### WRITTEN REQUEST
In the data below, locate each line with the word "метрологии" and list it.

[Dataset items]
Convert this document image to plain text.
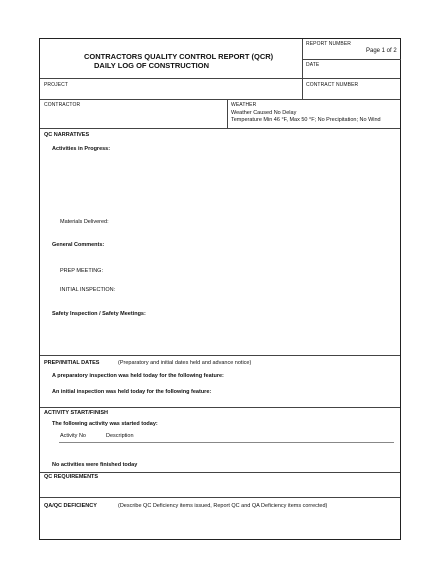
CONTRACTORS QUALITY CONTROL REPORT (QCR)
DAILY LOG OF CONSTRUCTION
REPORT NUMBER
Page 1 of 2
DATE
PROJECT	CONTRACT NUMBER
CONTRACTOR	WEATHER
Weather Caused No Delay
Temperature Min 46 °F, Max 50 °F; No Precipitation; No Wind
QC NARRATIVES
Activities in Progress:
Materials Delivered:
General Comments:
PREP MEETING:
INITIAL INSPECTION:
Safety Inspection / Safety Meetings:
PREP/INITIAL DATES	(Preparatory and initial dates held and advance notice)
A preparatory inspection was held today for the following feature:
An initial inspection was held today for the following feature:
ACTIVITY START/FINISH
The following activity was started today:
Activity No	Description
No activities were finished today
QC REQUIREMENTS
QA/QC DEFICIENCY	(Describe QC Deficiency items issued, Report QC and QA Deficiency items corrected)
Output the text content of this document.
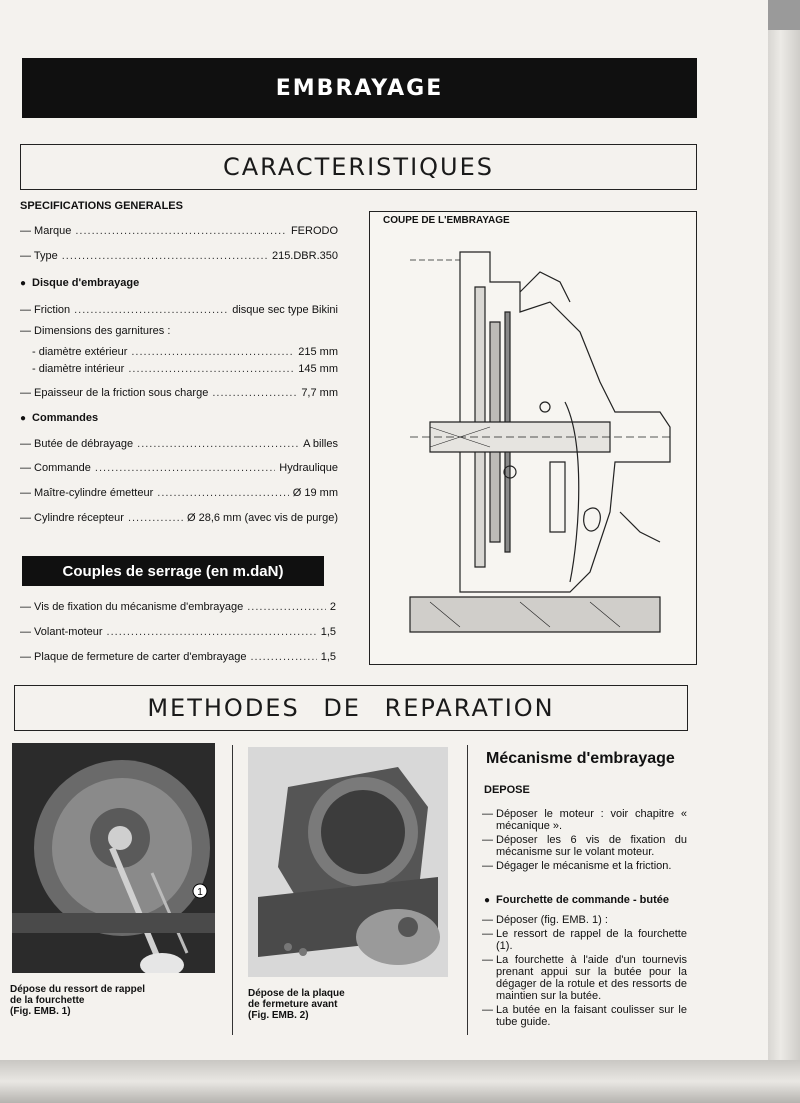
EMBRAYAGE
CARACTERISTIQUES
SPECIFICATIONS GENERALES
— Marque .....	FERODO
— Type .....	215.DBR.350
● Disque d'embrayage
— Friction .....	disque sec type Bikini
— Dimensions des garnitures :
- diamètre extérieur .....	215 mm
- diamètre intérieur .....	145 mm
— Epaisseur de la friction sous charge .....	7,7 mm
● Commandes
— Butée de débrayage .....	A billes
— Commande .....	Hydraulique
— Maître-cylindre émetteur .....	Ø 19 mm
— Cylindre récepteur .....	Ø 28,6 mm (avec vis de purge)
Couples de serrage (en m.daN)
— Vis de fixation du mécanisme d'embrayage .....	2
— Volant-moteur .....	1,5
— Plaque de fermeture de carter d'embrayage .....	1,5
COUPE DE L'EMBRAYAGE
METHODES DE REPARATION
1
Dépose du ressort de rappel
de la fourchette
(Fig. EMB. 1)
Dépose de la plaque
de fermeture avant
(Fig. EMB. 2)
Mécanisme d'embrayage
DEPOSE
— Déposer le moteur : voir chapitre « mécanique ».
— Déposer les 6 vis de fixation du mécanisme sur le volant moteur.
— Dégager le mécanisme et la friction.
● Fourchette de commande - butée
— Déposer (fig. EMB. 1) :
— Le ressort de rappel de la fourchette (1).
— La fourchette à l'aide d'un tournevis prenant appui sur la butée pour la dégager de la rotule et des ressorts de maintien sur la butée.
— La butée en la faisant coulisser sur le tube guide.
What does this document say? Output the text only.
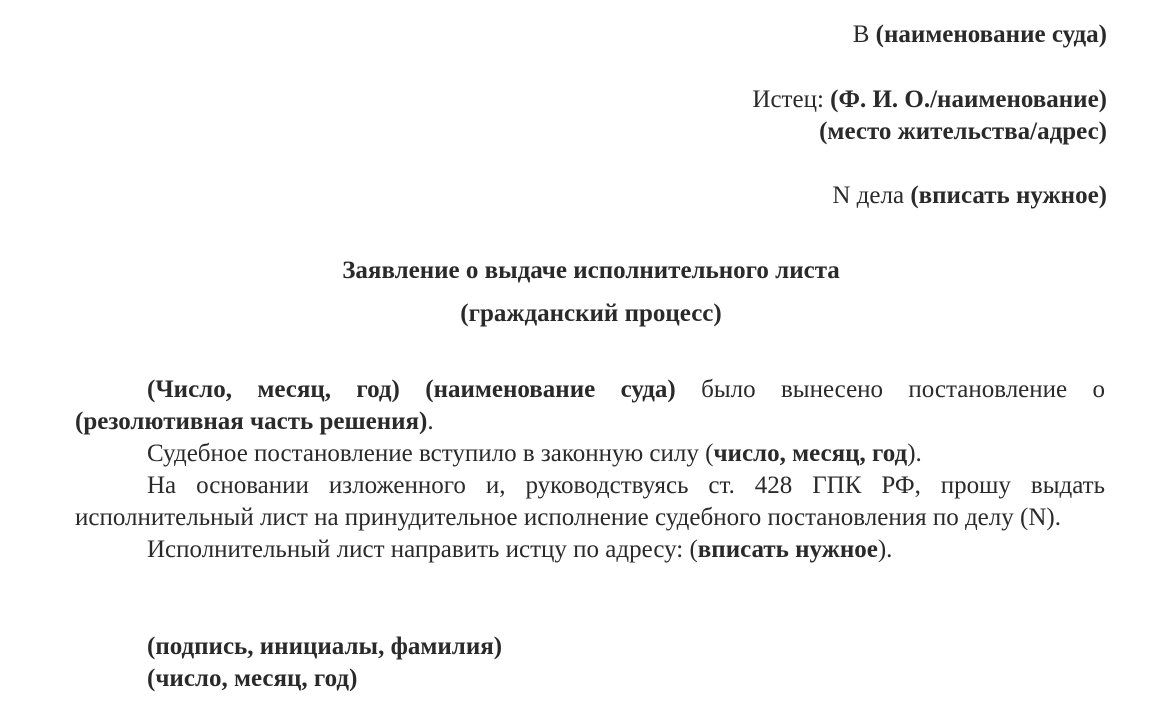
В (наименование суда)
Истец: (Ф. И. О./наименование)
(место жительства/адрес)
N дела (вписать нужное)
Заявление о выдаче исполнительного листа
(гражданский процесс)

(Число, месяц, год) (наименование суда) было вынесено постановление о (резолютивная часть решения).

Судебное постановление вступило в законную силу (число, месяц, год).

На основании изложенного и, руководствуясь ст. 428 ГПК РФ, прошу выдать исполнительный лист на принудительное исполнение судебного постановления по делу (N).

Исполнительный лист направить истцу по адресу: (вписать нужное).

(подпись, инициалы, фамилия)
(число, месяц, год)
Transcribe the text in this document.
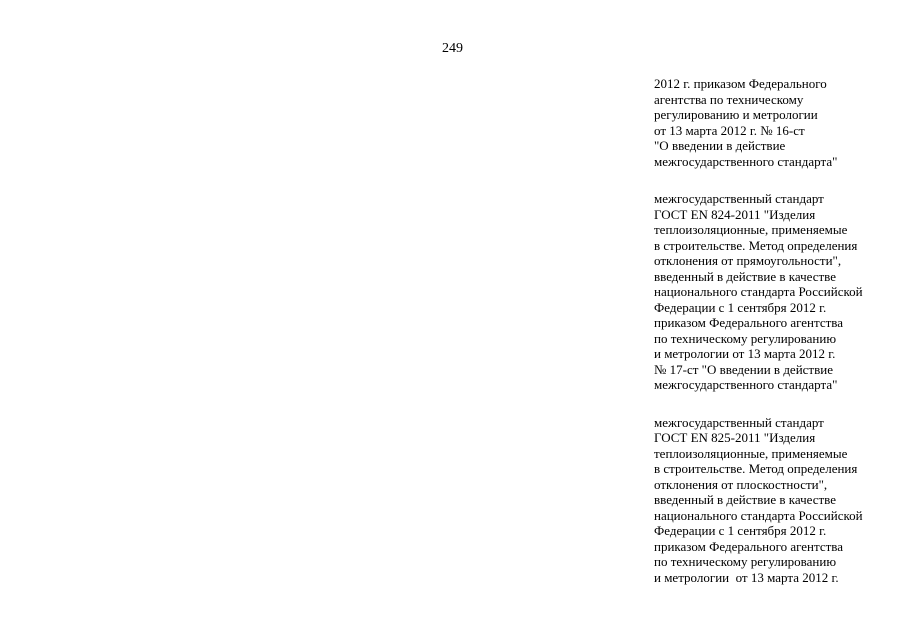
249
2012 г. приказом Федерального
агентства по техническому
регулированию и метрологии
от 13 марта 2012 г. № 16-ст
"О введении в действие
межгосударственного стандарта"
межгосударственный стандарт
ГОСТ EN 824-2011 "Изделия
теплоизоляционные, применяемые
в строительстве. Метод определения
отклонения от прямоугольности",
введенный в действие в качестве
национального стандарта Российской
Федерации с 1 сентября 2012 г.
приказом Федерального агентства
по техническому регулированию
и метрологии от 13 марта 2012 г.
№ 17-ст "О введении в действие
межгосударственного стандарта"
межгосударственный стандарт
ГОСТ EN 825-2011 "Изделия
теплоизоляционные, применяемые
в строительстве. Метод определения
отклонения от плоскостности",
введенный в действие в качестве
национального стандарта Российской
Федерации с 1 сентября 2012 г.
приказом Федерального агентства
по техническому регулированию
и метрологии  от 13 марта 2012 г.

==

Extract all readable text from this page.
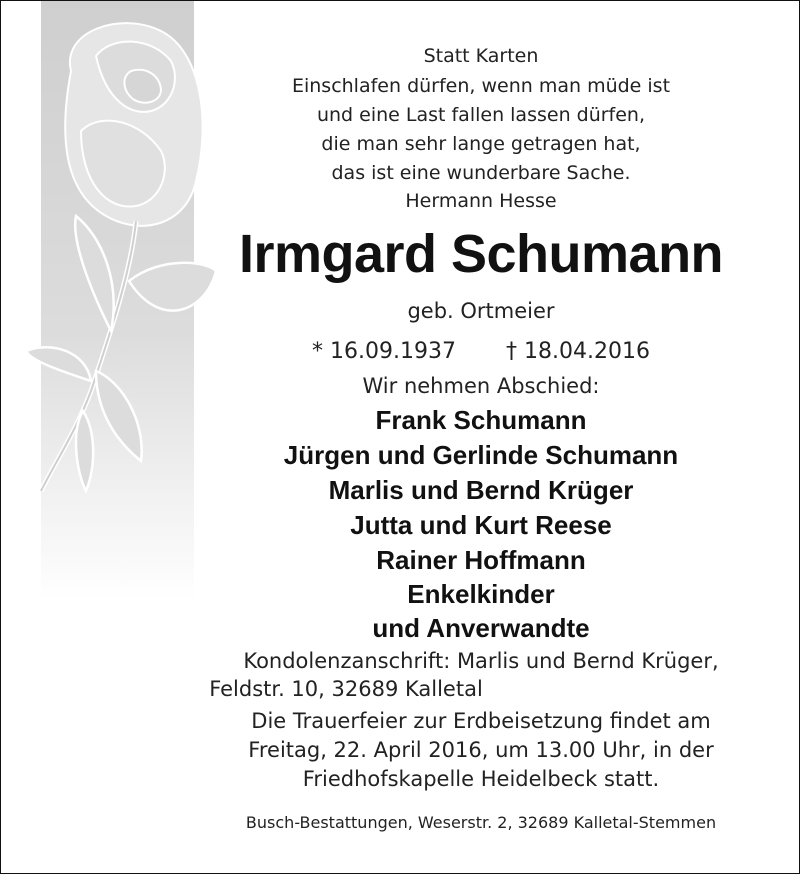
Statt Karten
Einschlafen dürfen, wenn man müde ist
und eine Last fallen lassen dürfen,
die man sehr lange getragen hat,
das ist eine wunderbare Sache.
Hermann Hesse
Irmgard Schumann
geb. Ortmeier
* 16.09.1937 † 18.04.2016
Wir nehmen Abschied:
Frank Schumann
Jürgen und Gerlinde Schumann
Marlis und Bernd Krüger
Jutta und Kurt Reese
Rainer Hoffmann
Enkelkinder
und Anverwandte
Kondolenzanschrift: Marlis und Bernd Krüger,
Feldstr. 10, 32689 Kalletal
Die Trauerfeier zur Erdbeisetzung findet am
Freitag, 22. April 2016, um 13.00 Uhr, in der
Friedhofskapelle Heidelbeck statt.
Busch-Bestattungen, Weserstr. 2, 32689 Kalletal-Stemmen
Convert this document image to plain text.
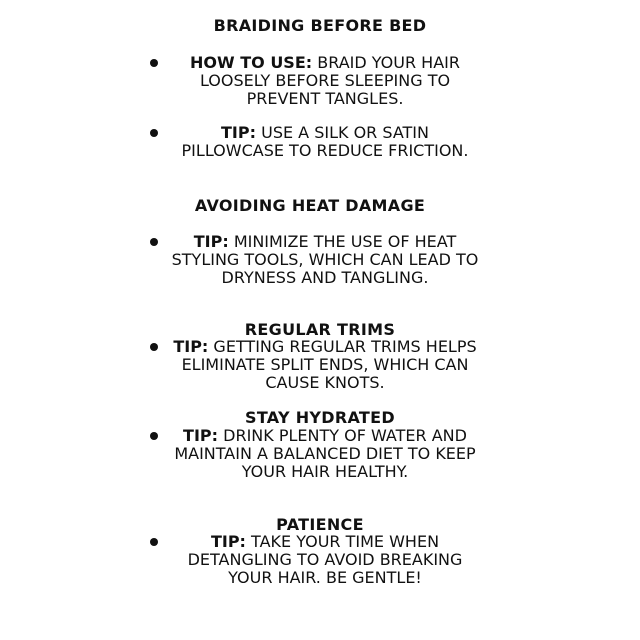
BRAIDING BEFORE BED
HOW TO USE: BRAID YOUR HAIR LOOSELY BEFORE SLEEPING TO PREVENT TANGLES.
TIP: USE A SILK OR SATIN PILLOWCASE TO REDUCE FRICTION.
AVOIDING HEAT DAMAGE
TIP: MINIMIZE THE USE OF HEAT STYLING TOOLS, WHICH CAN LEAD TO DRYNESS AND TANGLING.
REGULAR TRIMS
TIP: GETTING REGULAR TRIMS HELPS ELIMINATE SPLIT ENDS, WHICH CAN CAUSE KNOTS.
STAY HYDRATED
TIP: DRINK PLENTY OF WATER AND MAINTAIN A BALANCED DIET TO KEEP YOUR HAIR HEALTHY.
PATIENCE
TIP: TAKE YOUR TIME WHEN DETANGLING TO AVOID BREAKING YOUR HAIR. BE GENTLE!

### RESULT BELOW
регулированию и метрологии
и метрологии от 13 марта 2012 г.
и метрологии  от 13 марта 2012 г.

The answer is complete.